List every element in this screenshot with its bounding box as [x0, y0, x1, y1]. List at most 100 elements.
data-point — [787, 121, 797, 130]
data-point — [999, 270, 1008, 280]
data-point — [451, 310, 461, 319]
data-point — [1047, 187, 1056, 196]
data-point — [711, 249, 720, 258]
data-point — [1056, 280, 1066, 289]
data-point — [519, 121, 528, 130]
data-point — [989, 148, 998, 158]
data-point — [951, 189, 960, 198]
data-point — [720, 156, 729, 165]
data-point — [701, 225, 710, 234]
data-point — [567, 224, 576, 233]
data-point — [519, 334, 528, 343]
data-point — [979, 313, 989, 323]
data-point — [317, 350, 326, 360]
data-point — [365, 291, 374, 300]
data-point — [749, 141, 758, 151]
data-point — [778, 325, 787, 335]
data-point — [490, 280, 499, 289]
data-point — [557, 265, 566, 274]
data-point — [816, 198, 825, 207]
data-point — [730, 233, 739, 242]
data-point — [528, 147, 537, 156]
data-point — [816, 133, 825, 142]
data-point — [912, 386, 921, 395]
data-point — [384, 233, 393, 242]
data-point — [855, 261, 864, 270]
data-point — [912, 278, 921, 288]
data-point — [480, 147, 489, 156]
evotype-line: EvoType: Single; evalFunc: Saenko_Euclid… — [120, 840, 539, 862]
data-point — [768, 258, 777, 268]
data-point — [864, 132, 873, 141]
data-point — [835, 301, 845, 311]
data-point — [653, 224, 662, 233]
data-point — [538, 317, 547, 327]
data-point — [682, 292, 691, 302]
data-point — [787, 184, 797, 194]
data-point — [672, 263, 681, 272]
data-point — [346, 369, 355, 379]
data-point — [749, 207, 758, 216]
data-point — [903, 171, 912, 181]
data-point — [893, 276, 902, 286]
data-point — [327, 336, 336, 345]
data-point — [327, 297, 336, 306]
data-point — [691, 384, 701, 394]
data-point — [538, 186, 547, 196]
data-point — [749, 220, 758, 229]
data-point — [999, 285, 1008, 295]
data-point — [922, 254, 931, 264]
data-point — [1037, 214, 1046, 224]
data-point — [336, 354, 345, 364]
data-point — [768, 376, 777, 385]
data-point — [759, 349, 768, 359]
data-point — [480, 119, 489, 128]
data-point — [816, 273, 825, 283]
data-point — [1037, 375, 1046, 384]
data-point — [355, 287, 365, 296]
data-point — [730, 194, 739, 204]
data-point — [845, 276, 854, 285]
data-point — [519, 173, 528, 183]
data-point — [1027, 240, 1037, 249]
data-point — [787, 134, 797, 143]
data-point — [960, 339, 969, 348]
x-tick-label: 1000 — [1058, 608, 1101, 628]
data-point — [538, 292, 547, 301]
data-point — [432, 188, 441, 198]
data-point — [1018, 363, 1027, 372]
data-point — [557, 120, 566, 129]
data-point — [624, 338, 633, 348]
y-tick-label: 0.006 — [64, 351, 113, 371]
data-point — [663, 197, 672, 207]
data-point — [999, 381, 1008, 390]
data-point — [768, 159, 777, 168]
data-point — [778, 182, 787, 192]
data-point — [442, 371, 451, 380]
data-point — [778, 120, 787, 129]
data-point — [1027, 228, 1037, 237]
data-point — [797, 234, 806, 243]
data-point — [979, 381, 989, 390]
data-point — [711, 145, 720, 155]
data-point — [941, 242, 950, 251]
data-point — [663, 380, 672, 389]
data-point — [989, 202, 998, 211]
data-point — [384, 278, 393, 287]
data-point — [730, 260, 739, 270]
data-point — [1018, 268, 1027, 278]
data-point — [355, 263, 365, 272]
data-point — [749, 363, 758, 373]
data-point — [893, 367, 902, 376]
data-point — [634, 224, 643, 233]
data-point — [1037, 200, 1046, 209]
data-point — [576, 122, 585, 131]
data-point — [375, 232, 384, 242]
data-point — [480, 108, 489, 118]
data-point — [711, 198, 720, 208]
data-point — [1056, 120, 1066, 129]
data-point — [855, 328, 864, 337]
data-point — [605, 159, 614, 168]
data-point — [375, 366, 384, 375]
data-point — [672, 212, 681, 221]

--------------------

Problem statement: Render the listing above as a JSON list of strings, one string per line, with blank lines left out.

Output for this task:
[
  "List every element in this screenshot with its bounding box as [x0, y0, x1, y1]. List at most 100 elements.",
  "data-point — [787, 121, 797, 130]",
  "data-point — [999, 270, 1008, 280]",
  "data-point — [451, 310, 461, 319]",
  "data-point — [1047, 187, 1056, 196]",
  "data-point — [711, 249, 720, 258]",
  "data-point — [1056, 280, 1066, 289]",
  "data-point — [519, 121, 528, 130]",
  "data-point — [989, 148, 998, 158]",
  "data-point — [951, 189, 960, 198]",
  "data-point — [720, 156, 729, 165]",
  "data-point — [701, 225, 710, 234]",
  "data-point — [567, 224, 576, 233]",
  "data-point — [519, 334, 528, 343]",
  "data-point — [979, 313, 989, 323]",
  "data-point — [317, 350, 326, 360]",
  "data-point — [365, 291, 374, 300]",
  "data-point — [749, 141, 758, 151]",
  "data-point — [778, 325, 787, 335]",
  "data-point — [490, 280, 499, 289]",
  "data-point — [557, 265, 566, 274]",
  "data-point — [816, 198, 825, 207]",
  "data-point — [730, 233, 739, 242]",
  "data-point — [528, 147, 537, 156]",
  "data-point — [816, 133, 825, 142]",
  "data-point — [912, 386, 921, 395]",
  "data-point — [384, 233, 393, 242]",
  "data-point — [855, 261, 864, 270]",
  "data-point — [912, 278, 921, 288]",
  "data-point — [480, 147, 489, 156]",
  "evotype-line: EvoType: Single; evalFunc: Saenko_Euclid… — [120, 840, 539, 862]",
  "data-point — [768, 258, 777, 268]",
  "data-point — [864, 132, 873, 141]",
  "data-point — [835, 301, 845, 311]",
  "data-point — [653, 224, 662, 233]",
  "data-point — [538, 317, 547, 327]",
  "data-point — [682, 292, 691, 302]",
  "data-point — [787, 184, 797, 194]",
  "data-point — [672, 263, 681, 272]",
  "data-point — [346, 369, 355, 379]",
  "data-point — [749, 207, 758, 216]",
  "data-point — [903, 171, 912, 181]",
  "data-point — [893, 276, 902, 286]",
  "data-point — [327, 336, 336, 345]",
  "data-point — [327, 297, 336, 306]",
  "data-point — [691, 384, 701, 394]",
  "data-point — [538, 186, 547, 196]",
  "data-point — [749, 220, 758, 229]",
  "data-point — [999, 285, 1008, 295]",
  "data-point — [922, 254, 931, 264]",
  "data-point — [1037, 214, 1046, 224]",
  "data-point — [336, 354, 345, 364]",
  "data-point — [768, 376, 777, 385]",
  "data-point — [759, 349, 768, 359]",
  "data-point — [480, 119, 489, 128]",
  "data-point — [816, 273, 825, 283]",
  "data-point — [1037, 375, 1046, 384]",
  "data-point — [355, 287, 365, 296]",
  "data-point — [730, 194, 739, 204]",
  "data-point — [845, 276, 854, 285]",
  "data-point — [519, 173, 528, 183]",
  "data-point — [1027, 240, 1037, 249]",
  "data-point — [787, 134, 797, 143]",
  "data-point — [960, 339, 969, 348]",
  "x-tick-label: 1000 — [1058, 608, 1101, 628]",
  "data-point — [538, 292, 547, 301]",
  "data-point — [432, 188, 441, 198]",
  "data-point — [1018, 363, 1027, 372]",
  "data-point — [557, 120, 566, 129]",
  "data-point — [624, 338, 633, 348]",
  "y-tick-label: 0.006 — [64, 351, 113, 371]",
  "data-point — [663, 197, 672, 207]",
  "data-point — [999, 381, 1008, 390]",
  "data-point — [768, 159, 777, 168]",
  "data-point — [778, 182, 787, 192]",
  "data-point — [442, 371, 451, 380]",
  "data-point — [778, 120, 787, 129]",
  "data-point — [1027, 228, 1037, 237]",
  "data-point — [797, 234, 806, 243]",
  "data-point — [979, 381, 989, 390]",
  "data-point — [711, 145, 720, 155]",
  "data-point — [941, 242, 950, 251]",
  "data-point — [663, 380, 672, 389]",
  "data-point — [989, 202, 998, 211]",
  "data-point — [384, 278, 393, 287]",
  "data-point — [730, 260, 739, 270]",
  "data-point — [1018, 268, 1027, 278]",
  "data-point — [355, 263, 365, 272]",
  "data-point — [749, 363, 758, 373]",
  "data-point — [893, 367, 902, 376]",
  "data-point — [634, 224, 643, 233]",
  "data-point — [1037, 200, 1046, 209]",
  "data-point — [576, 122, 585, 131]",
  "data-point — [375, 232, 384, 242]",
  "data-point — [480, 108, 489, 118]",
  "data-point — [711, 198, 720, 208]",
  "data-point — [1056, 120, 1066, 129]",
  "data-point — [855, 328, 864, 337]",
  "data-point — [605, 159, 614, 168]",
  "data-point — [375, 366, 384, 375]",
  "data-point — [672, 212, 681, 221]"
]